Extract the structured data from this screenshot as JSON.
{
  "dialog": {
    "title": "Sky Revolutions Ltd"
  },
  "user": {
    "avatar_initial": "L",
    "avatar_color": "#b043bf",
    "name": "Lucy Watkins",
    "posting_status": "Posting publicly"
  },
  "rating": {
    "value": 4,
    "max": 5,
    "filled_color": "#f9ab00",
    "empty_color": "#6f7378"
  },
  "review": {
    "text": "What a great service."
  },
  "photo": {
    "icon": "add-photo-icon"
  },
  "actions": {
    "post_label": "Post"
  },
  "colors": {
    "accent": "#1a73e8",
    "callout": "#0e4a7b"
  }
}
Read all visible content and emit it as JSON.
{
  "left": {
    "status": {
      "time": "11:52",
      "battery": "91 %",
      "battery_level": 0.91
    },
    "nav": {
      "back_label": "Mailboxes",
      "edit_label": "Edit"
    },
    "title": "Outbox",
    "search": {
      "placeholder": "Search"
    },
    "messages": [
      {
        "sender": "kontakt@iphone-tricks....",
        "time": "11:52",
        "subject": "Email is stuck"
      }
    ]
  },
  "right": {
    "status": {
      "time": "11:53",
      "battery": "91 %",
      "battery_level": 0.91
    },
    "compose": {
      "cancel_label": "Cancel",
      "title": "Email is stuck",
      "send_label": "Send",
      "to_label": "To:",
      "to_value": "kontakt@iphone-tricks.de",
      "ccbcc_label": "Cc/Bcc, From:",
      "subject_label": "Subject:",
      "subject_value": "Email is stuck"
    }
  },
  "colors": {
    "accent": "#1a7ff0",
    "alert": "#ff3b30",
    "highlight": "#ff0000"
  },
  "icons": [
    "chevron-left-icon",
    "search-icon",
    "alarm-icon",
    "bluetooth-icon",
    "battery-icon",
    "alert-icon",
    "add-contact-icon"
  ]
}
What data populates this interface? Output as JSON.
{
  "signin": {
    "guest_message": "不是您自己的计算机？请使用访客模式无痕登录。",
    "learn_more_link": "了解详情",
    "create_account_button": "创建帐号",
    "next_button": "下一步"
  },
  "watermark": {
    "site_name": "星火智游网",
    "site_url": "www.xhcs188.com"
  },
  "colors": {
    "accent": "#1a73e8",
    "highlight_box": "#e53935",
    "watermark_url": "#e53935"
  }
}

- _What to produce_
Reproduce all data above, unchanged.

- _Result of this task_
Extract the structured data from this screenshot as JSON.
{
  "dialog": {
    "title": "Sky Revolutions Ltd"
  },
  "user": {
    "avatar_initial": "L",
    "avatar_color": "#b043bf",
    "name": "Lucy Watkins",
    "posting_status": "Posting publicly"
  },
  "rating": {
    "value": 4,
    "max": 5,
    "filled_color": "#f9ab00",
    "empty_color": "#6f7378"
  },
  "review": {
    "text": "What a great service."
  },
  "photo": {
    "icon": "add-photo-icon"
  },
  "actions": {
    "post_label": "Post"
  },
  "colors": {
    "accent": "#1a73e8",
    "callout": "#0e4a7b"
  }
}
Read all visible content and emit it as JSON.
{
  "left": {
    "status": {
      "time": "11:52",
      "battery": "91 %",
      "battery_level": 0.91
    },
    "nav": {
      "back_label": "Mailboxes",
      "edit_label": "Edit"
    },
    "title": "Outbox",
    "search": {
      "placeholder": "Search"
    },
    "messages": [
      {
        "sender": "kontakt@iphone-tricks....",
        "time": "11:52",
        "subject": "Email is stuck"
      }
    ]
  },
  "right": {
    "status": {
      "time": "11:53",
      "battery": "91 %",
      "battery_level": 0.91
    },
    "compose": {
      "cancel_label": "Cancel",
      "title": "Email is stuck",
      "send_label": "Send",
      "to_label": "To:",
      "to_value": "kontakt@iphone-tricks.de",
      "ccbcc_label": "Cc/Bcc, From:",
      "subject_label": "Subject:",
      "subject_value": "Email is stuck"
    }
  },
  "colors": {
    "accent": "#1a7ff0",
    "alert": "#ff3b30",
    "highlight": "#ff0000"
  },
  "icons": [
    "chevron-left-icon",
    "search-icon",
    "alarm-icon",
    "bluetooth-icon",
    "battery-icon",
    "alert-icon",
    "add-contact-icon"
  ]
}
What data populates this interface? Output as JSON.
{
  "signin": {
    "guest_message": "不是您自己的计算机？请使用访客模式无痕登录。",
    "learn_more_link": "了解详情",
    "create_account_button": "创建帐号",
    "next_button": "下一步"
  },
  "watermark": {
    "site_name": "星火智游网",
    "site_url": "www.xhcs188.com"
  },
  "colors": {
    "accent": "#1a73e8",
    "highlight_box": "#e53935",
    "watermark_url": "#e53935"
  }
}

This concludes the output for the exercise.